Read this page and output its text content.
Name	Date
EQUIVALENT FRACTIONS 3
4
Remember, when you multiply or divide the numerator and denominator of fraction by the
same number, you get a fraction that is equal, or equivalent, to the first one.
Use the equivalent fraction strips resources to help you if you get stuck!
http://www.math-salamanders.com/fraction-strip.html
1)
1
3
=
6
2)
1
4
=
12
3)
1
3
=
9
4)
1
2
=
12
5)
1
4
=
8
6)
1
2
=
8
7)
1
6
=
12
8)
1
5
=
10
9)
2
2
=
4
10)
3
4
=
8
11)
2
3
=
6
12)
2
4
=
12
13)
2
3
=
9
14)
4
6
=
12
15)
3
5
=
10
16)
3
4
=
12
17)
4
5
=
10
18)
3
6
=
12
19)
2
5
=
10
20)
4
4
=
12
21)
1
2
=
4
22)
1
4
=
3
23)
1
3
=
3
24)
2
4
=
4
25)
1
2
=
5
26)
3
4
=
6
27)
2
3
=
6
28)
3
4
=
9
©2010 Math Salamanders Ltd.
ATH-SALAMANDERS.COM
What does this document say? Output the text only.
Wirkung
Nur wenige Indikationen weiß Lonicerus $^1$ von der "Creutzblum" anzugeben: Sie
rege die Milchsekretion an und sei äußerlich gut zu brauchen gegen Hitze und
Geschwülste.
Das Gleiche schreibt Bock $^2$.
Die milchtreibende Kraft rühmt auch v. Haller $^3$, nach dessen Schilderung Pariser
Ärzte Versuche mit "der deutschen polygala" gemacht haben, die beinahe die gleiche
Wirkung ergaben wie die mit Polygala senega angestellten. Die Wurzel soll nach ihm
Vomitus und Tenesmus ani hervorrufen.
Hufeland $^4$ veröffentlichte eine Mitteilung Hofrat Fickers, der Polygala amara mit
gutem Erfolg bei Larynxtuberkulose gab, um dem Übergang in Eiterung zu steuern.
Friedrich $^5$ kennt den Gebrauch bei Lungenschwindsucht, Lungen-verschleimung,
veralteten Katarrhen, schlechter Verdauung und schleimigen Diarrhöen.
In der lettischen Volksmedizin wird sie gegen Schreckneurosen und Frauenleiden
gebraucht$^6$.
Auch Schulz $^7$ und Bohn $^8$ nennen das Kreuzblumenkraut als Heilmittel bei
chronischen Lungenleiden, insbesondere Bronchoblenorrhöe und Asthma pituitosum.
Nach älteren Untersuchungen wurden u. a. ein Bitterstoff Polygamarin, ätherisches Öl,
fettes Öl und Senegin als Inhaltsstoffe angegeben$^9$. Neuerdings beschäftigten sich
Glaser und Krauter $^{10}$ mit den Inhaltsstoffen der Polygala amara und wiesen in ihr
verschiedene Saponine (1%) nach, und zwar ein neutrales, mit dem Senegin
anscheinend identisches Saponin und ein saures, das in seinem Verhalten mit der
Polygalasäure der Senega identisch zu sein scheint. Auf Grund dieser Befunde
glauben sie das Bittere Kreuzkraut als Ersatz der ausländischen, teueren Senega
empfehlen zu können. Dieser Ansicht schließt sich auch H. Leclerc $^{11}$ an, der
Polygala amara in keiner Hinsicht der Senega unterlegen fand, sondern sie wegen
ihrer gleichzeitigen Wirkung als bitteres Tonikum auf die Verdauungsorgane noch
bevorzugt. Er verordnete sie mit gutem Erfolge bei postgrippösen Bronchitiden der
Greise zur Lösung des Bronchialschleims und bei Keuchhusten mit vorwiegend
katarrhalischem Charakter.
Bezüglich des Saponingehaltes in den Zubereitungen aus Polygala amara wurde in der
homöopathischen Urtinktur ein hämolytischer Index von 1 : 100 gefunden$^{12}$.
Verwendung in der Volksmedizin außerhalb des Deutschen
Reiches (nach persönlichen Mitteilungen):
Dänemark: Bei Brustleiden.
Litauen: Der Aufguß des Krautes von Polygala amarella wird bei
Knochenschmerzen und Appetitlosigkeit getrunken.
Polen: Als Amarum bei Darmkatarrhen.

GIVEN TASK
Show every line from the entries above in which the word "gutem" appears.

COMPLETED TASK
gutem Erfolg bei Larynxtuberkulose gab, um dem Übergang in Eiterung zu steuern.
bevorzugt. Er verordnete sie mit gutem Erfolge bei postgrippösen Bronchitiden der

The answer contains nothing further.